EXERCISE DIRECTIONS =>
Pick out the lines below that contain the string "nναι" and copy them all.

+===+

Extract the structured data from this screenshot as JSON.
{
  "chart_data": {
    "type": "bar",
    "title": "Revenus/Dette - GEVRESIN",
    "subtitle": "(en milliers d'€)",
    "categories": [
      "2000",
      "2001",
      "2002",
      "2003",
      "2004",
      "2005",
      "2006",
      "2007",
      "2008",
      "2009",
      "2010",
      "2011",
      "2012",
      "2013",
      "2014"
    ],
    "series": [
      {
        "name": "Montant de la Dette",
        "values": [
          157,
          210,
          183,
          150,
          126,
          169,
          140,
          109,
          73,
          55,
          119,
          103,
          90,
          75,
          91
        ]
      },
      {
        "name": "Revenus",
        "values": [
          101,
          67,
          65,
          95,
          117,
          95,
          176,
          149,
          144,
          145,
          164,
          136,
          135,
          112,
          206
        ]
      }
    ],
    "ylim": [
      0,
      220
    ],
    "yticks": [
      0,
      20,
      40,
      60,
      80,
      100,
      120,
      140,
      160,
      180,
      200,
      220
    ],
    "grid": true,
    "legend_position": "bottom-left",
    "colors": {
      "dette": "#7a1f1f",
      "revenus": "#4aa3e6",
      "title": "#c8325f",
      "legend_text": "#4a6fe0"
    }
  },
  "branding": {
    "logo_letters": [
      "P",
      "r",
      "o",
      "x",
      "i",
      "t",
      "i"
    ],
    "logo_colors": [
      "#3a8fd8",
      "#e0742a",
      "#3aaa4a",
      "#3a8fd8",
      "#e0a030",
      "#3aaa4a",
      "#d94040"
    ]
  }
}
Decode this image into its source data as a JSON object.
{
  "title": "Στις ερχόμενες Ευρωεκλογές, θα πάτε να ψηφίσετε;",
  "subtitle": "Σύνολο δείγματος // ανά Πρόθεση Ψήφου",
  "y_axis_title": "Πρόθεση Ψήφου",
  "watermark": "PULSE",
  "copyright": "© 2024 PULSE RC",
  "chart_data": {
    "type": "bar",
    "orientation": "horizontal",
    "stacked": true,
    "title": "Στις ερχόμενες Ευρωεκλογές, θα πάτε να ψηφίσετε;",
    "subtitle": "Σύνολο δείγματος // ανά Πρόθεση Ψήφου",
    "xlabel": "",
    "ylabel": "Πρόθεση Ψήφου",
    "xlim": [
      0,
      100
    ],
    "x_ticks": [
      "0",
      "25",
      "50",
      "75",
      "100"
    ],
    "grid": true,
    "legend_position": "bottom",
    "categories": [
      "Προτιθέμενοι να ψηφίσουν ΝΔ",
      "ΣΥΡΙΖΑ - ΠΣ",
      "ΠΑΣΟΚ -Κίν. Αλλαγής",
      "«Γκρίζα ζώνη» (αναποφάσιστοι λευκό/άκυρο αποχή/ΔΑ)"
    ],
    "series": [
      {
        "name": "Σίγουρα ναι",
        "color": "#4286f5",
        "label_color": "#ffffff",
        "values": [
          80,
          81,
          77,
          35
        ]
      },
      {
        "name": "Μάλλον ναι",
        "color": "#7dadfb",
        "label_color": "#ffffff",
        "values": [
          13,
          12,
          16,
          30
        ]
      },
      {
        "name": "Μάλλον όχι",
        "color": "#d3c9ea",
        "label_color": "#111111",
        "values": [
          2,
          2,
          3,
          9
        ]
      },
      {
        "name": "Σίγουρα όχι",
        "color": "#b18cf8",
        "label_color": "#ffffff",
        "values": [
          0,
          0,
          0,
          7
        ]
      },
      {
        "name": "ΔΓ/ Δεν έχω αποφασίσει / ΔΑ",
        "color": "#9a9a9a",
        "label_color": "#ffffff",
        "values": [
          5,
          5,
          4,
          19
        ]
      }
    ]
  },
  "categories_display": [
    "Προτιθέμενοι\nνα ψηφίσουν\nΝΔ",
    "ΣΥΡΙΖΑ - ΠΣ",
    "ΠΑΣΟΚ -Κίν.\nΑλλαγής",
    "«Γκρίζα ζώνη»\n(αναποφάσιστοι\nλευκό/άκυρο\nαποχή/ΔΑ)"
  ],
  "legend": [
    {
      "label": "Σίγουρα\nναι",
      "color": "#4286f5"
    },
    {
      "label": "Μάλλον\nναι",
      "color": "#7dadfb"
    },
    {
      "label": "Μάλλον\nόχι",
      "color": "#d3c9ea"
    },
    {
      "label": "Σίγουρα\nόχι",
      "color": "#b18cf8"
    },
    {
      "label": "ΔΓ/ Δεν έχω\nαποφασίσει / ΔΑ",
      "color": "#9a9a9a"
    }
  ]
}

+===+

FINAL RESULT =>
      "label": "Σίγουρα\nναι",
      "label": "Μάλλον\nναι",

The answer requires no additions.